** Start of PROVIDED MATERIAL **

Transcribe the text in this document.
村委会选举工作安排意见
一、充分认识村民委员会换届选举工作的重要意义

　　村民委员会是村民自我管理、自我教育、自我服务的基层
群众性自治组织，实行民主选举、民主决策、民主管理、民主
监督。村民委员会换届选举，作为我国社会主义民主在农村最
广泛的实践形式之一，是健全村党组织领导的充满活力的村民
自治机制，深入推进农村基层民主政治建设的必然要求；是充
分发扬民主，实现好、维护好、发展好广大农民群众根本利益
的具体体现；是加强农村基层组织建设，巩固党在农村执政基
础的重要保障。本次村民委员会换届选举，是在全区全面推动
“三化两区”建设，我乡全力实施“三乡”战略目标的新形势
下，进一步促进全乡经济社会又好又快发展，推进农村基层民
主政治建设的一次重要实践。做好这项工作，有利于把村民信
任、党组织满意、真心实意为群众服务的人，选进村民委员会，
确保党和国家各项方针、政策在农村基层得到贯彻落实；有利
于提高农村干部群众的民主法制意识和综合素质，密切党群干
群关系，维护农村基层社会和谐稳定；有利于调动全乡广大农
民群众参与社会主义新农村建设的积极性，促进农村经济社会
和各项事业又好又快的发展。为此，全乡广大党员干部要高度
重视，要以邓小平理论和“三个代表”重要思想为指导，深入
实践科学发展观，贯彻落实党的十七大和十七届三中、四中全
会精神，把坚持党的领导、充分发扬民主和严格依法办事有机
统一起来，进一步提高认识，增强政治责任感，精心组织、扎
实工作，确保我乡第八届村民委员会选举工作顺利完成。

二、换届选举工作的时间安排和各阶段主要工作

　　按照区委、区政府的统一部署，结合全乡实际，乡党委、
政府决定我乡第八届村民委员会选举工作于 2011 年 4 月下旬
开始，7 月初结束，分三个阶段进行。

** End of PROVIDED MATERIAL **
** Start of PROVIDED MATERIAL **

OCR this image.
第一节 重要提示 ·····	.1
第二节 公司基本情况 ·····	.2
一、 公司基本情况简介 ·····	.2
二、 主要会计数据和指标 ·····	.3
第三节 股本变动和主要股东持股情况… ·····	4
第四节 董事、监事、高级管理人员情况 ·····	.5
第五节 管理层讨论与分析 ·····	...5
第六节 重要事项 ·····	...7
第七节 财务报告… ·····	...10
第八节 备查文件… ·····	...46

** End of PROVIDED MATERIAL **
** Start of PROVIDED MATERIAL **

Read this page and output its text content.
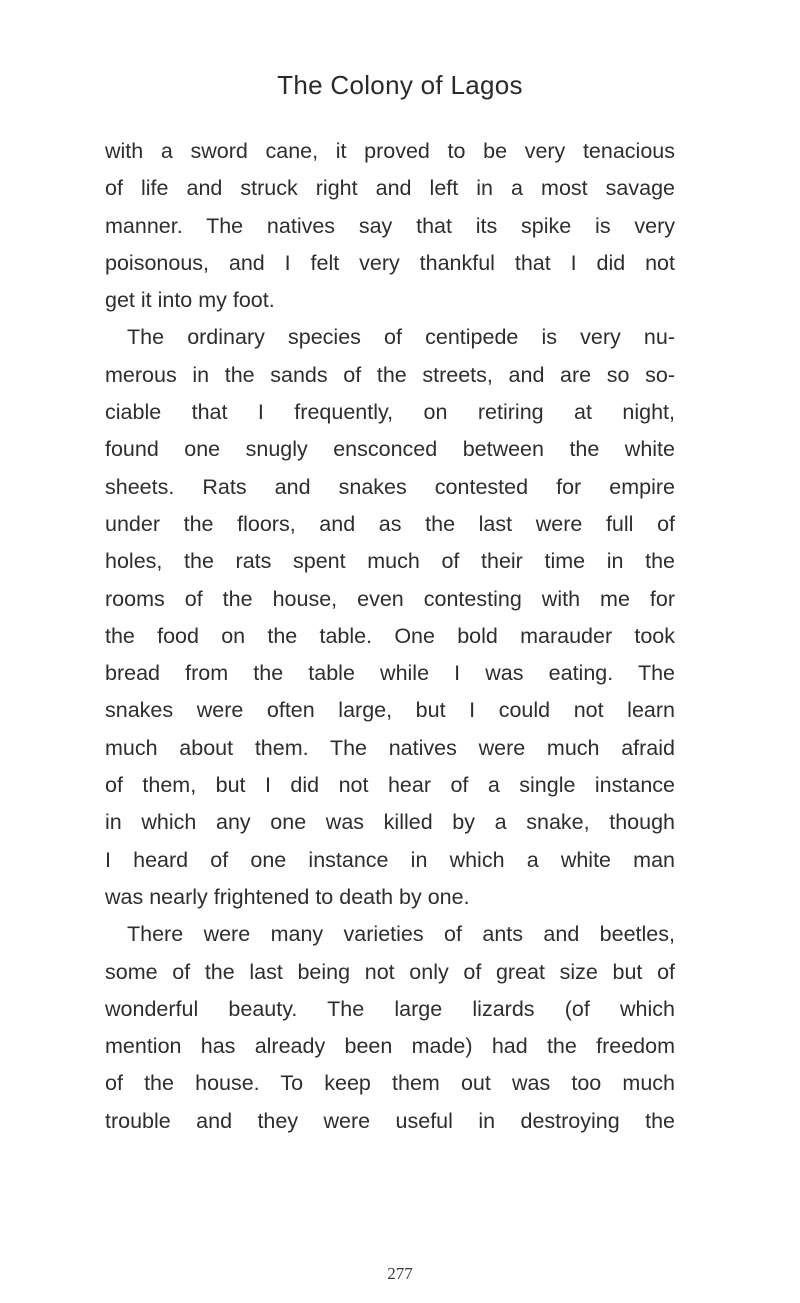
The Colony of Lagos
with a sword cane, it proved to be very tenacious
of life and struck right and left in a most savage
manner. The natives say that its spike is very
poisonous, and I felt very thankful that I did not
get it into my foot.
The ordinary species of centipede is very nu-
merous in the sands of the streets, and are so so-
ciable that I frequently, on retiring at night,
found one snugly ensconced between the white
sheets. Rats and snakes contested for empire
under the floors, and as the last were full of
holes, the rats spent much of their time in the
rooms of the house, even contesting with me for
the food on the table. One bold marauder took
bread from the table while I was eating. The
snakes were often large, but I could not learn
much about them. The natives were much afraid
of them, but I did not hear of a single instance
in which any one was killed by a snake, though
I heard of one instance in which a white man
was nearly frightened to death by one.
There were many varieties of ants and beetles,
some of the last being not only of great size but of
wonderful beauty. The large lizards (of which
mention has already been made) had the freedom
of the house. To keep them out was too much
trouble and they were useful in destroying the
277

** End of PROVIDED MATERIAL **

How many lines of these entries hold the string "last"? Answer with the number alone.

2